• _WHAT YOU ARE ASKED TO DO_
Omit all images. Write out the rest of the material exactly.
<<<<
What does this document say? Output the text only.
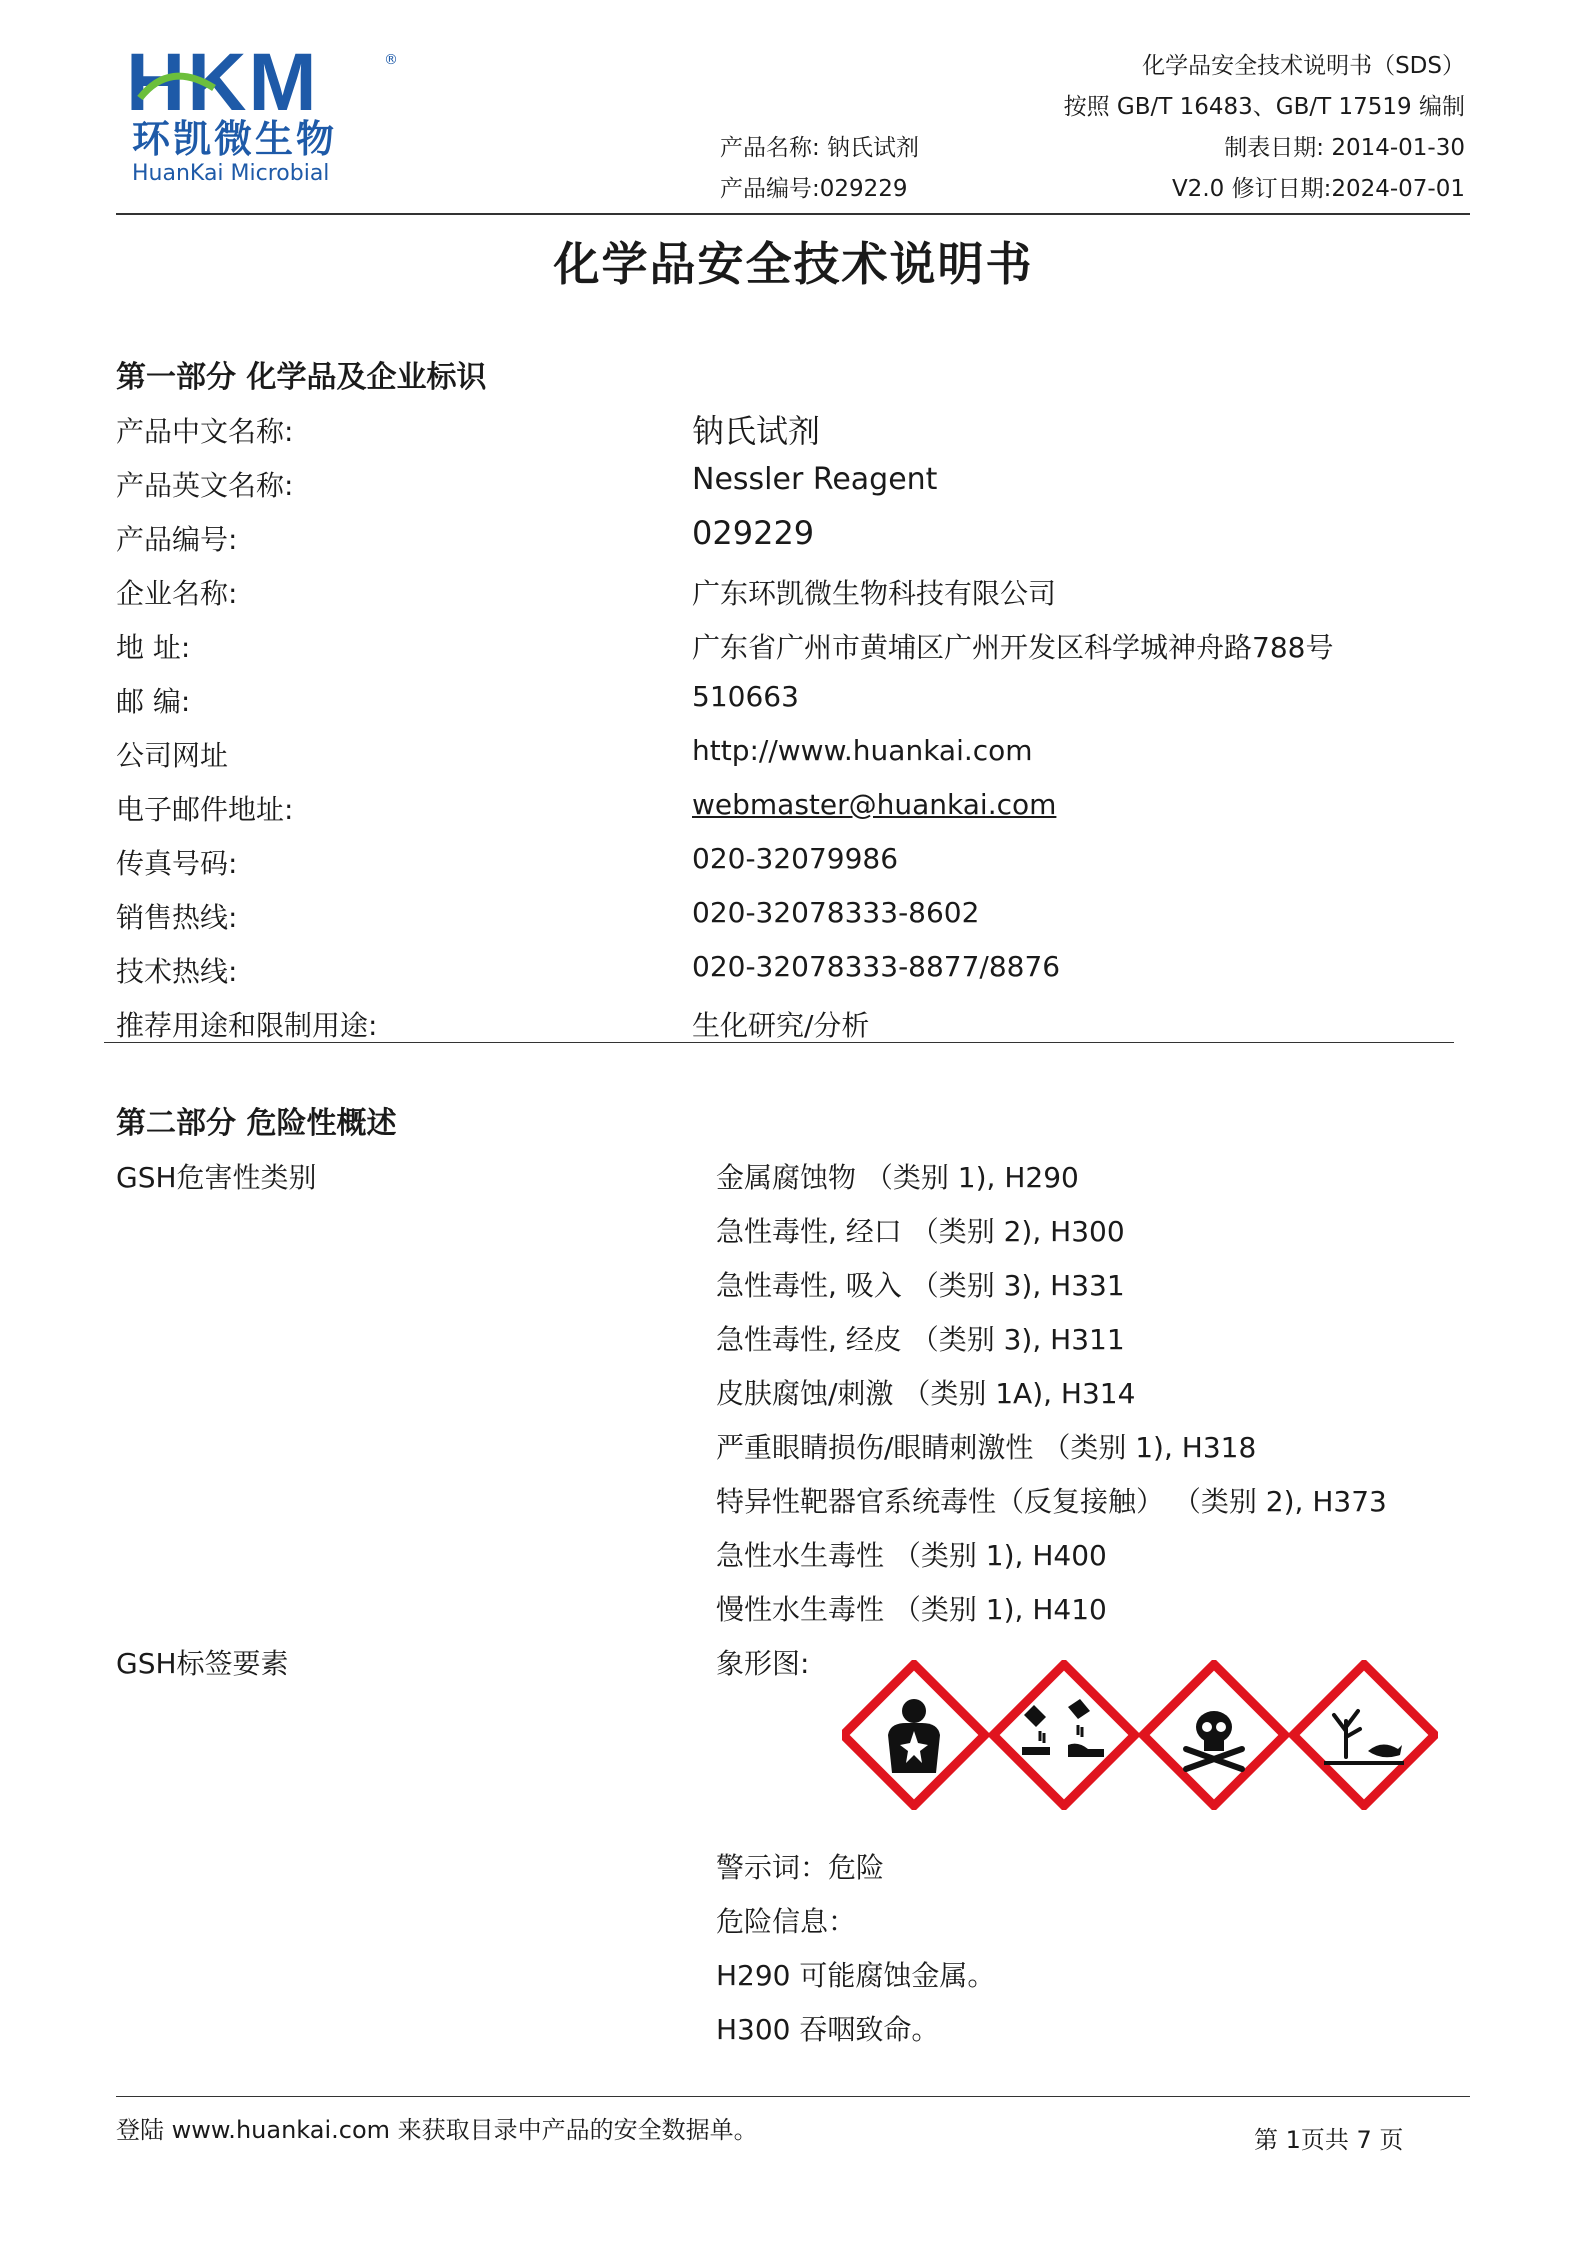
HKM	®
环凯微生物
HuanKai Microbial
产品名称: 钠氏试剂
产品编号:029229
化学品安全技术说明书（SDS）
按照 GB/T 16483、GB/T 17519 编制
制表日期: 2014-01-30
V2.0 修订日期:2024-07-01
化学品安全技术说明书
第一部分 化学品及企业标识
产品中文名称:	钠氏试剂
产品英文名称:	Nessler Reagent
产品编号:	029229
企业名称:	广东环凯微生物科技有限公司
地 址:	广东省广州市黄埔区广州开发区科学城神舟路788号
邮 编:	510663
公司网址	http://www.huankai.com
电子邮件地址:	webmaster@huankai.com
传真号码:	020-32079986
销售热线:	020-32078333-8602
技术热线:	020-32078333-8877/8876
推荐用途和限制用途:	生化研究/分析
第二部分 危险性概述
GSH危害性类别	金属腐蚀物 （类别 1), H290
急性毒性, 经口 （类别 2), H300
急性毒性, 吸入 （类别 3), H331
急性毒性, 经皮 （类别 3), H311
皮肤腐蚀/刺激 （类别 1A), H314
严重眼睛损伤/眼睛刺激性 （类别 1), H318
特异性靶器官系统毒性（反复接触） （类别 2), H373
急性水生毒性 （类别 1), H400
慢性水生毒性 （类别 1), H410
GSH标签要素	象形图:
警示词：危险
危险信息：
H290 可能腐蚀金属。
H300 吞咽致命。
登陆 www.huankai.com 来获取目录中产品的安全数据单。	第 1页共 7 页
>>>>
• _OUTPUT_
What does this document say? Output the text only.
HKM	®
环凯微生物
HuanKai Microbial
产品名称: 钠氏试剂
产品编号:029229
化学品安全技术说明书（SDS）
按照 GB/T 16483、GB/T 17519 编制
制表日期: 2014-01-30
V2.0 修订日期:2024-07-01
化学品安全技术说明书
第一部分 化学品及企业标识
产品中文名称:	钠氏试剂
产品英文名称:	Nessler Reagent
产品编号:	029229
企业名称:	广东环凯微生物科技有限公司
地 址:	广东省广州市黄埔区广州开发区科学城神舟路788号
邮 编:	510663
公司网址	http://www.huankai.com
电子邮件地址:	webmaster@huankai.com
传真号码:	020-32079986
销售热线:	020-32078333-8602
技术热线:	020-32078333-8877/8876
推荐用途和限制用途:	生化研究/分析
第二部分 危险性概述
GSH危害性类别	金属腐蚀物 （类别 1), H290
急性毒性, 经口 （类别 2), H300
急性毒性, 吸入 （类别 3), H331
急性毒性, 经皮 （类别 3), H311
皮肤腐蚀/刺激 （类别 1A), H314
严重眼睛损伤/眼睛刺激性 （类别 1), H318
特异性靶器官系统毒性（反复接触） （类别 2), H373
急性水生毒性 （类别 1), H400
慢性水生毒性 （类别 1), H410
GSH标签要素	象形图:
警示词：危险
危险信息：
H290 可能腐蚀金属。
H300 吞咽致命。
登陆 www.huankai.com 来获取目录中产品的安全数据单。	第 1页共 7 页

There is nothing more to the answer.